▼

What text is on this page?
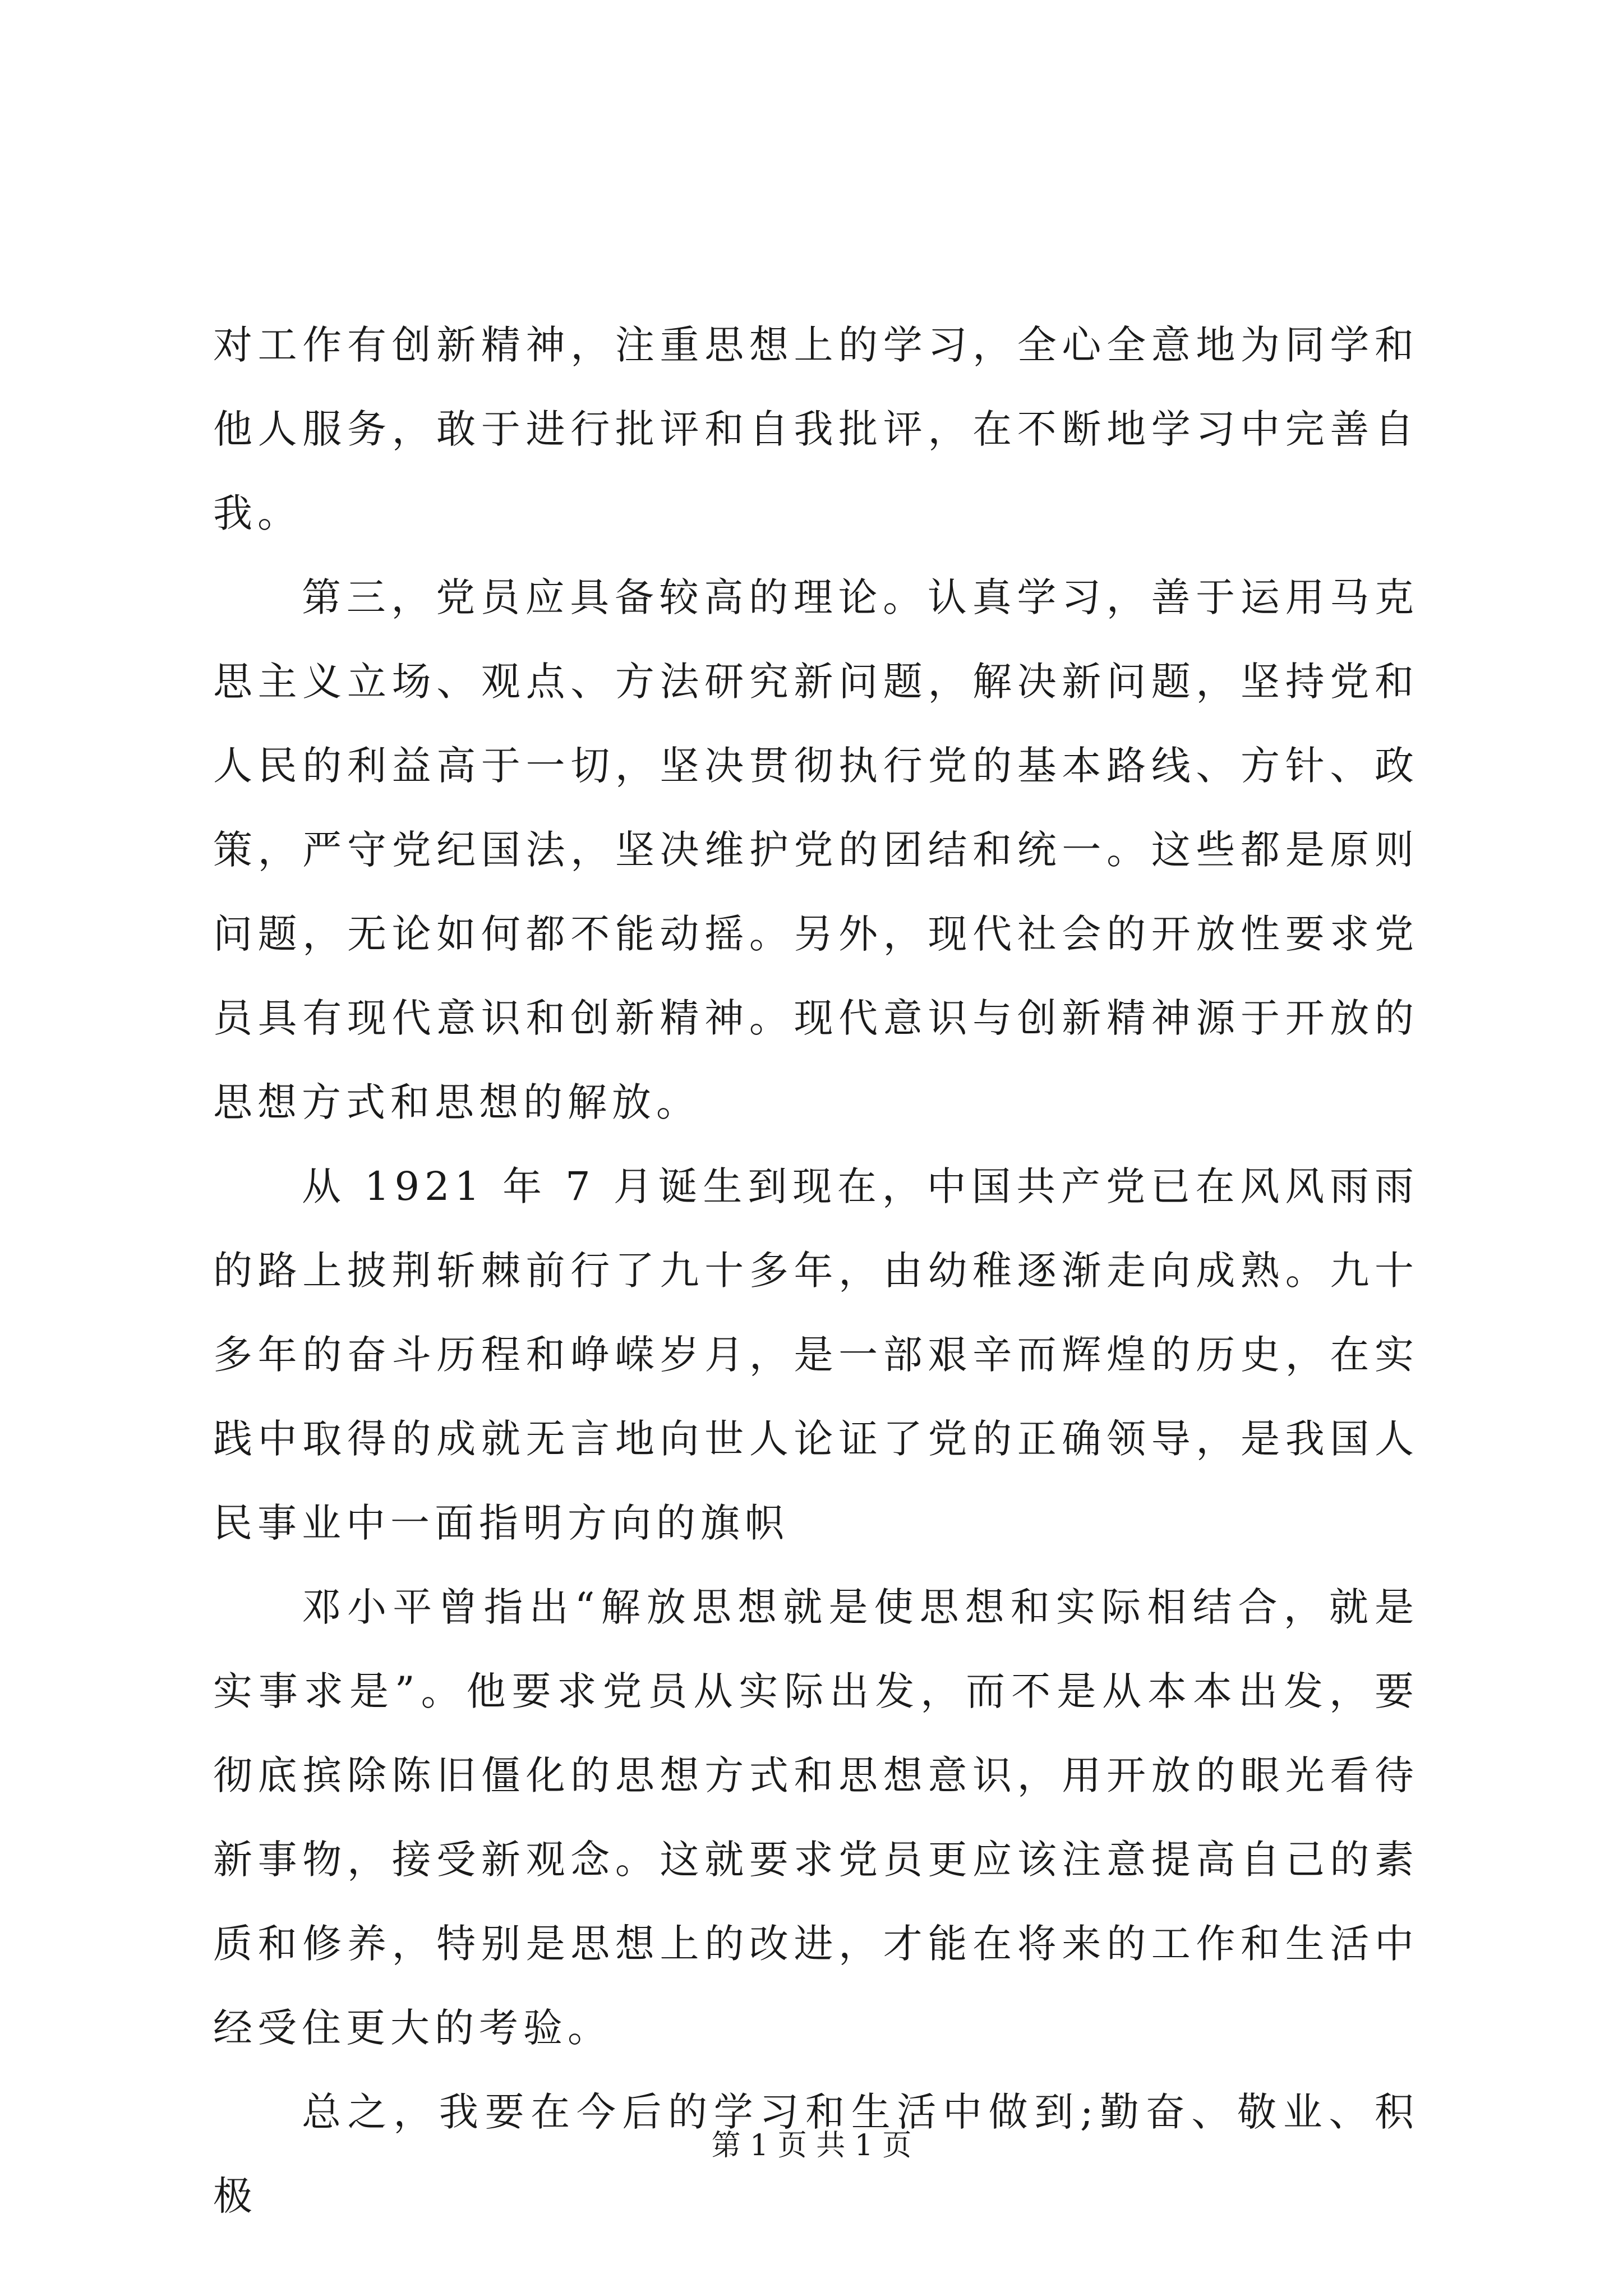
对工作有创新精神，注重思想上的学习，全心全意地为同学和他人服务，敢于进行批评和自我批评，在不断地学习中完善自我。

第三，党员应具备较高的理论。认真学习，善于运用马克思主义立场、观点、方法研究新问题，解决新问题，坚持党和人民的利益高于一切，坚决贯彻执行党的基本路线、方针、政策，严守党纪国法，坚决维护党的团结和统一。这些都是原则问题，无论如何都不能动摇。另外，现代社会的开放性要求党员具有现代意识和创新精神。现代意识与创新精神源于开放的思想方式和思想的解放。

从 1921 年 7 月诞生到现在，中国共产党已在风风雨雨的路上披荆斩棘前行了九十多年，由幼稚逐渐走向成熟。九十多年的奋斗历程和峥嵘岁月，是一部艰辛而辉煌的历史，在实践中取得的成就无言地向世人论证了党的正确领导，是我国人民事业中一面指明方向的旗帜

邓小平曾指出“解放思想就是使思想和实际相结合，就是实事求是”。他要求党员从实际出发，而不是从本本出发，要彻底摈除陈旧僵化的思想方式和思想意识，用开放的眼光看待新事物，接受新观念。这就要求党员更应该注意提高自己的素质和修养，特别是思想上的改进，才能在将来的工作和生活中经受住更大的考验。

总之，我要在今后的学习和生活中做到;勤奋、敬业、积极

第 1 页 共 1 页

▲

* WHAT THE EXERCISE ASKS *
The pictures should not be reproduced; quote all of the other material exactly.

* TASK SOLUTION *
What text is on this page?
对工作有创新精神，注重思想上的学习，全心全意地为同学和他人服务，敢于进行批评和自我批评，在不断地学习中完善自我。

第三，党员应具备较高的理论。认真学习，善于运用马克思主义立场、观点、方法研究新问题，解决新问题，坚持党和人民的利益高于一切，坚决贯彻执行党的基本路线、方针、政策，严守党纪国法，坚决维护党的团结和统一。这些都是原则问题，无论如何都不能动摇。另外，现代社会的开放性要求党员具有现代意识和创新精神。现代意识与创新精神源于开放的思想方式和思想的解放。

从 1921 年 7 月诞生到现在，中国共产党已在风风雨雨的路上披荆斩棘前行了九十多年，由幼稚逐渐走向成熟。九十多年的奋斗历程和峥嵘岁月，是一部艰辛而辉煌的历史，在实践中取得的成就无言地向世人论证了党的正确领导，是我国人民事业中一面指明方向的旗帜

邓小平曾指出“解放思想就是使思想和实际相结合，就是实事求是”。他要求党员从实际出发，而不是从本本出发，要彻底摈除陈旧僵化的思想方式和思想意识，用开放的眼光看待新事物，接受新观念。这就要求党员更应该注意提高自己的素质和修养，特别是思想上的改进，才能在将来的工作和生活中经受住更大的考验。

总之，我要在今后的学习和生活中做到;勤奋、敬业、积极

第 1 页 共 1 页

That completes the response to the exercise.